→ **The data**
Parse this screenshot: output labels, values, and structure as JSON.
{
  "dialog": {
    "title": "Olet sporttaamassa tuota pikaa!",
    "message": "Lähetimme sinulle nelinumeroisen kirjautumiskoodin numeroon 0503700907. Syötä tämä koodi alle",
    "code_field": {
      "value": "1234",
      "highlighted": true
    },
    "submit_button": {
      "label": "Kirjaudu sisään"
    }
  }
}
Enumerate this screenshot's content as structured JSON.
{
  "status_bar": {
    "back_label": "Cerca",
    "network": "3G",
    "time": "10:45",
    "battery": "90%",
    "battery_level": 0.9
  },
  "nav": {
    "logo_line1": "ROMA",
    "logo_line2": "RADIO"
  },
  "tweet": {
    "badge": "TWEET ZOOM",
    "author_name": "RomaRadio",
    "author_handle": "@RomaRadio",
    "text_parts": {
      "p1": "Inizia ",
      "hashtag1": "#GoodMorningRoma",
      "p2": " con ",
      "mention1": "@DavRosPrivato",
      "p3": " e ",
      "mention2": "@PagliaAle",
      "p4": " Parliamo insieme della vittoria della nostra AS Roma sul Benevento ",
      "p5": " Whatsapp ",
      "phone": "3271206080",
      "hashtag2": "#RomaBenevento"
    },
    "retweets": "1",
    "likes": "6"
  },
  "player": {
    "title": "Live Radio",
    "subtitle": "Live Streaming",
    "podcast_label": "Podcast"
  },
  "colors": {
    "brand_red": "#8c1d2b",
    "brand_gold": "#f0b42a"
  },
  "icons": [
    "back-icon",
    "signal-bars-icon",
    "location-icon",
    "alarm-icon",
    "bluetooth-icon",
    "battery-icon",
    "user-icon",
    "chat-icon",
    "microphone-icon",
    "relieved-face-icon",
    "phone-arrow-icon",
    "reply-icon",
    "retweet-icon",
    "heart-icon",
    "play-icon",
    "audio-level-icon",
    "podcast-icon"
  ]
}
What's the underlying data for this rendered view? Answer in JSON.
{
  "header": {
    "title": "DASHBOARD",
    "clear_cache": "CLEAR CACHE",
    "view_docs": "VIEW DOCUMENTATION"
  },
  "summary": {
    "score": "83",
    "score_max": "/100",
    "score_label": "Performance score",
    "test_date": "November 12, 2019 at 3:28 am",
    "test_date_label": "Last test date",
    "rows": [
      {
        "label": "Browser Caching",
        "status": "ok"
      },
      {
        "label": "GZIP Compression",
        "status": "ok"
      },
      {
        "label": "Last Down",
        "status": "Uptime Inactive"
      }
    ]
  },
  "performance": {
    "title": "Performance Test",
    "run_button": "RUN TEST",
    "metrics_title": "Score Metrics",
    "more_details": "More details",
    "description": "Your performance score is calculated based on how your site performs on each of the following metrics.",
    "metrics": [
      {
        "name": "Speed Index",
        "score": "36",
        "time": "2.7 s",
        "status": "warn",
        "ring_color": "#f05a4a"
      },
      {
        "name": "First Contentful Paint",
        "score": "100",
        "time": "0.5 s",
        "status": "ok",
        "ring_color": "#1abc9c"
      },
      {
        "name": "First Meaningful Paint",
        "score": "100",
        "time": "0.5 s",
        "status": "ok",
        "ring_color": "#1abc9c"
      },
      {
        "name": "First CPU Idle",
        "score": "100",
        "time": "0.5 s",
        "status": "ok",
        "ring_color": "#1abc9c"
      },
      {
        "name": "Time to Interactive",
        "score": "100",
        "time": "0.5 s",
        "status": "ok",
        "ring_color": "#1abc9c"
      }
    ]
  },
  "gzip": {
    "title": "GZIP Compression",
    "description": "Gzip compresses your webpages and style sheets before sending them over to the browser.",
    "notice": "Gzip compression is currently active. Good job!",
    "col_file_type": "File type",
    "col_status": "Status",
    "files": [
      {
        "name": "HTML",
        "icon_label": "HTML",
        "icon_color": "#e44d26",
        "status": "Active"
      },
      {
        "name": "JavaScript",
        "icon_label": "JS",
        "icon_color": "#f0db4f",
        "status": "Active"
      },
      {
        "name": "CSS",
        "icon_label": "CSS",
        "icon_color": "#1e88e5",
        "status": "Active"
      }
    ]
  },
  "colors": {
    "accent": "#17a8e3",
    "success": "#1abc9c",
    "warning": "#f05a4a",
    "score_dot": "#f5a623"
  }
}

→ **Given request**
Identify the lines in the entries above that contain "Paint", then copy them out.

→ **Worked solution**
        "name": "First Contentful Paint",
        "name": "First Meaningful Paint",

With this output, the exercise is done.